[Saved entries]
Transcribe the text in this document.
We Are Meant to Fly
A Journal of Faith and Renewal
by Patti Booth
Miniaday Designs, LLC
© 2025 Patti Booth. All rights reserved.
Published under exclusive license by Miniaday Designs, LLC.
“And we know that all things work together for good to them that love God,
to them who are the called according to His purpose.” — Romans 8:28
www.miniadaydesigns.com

■ **Description of the task**:
Return the whole listing exactly, with every line included.

■ **Solution to this task**:
Transcribe the text in this document.
We Are Meant to Fly
A Journal of Faith and Renewal
by Patti Booth
Miniaday Designs, LLC
© 2025 Patti Booth. All rights reserved.
Published under exclusive license by Miniaday Designs, LLC.
“And we know that all things work together for good to them that love God,
to them who are the called according to His purpose.” — Romans 8:28
www.miniadaydesigns.com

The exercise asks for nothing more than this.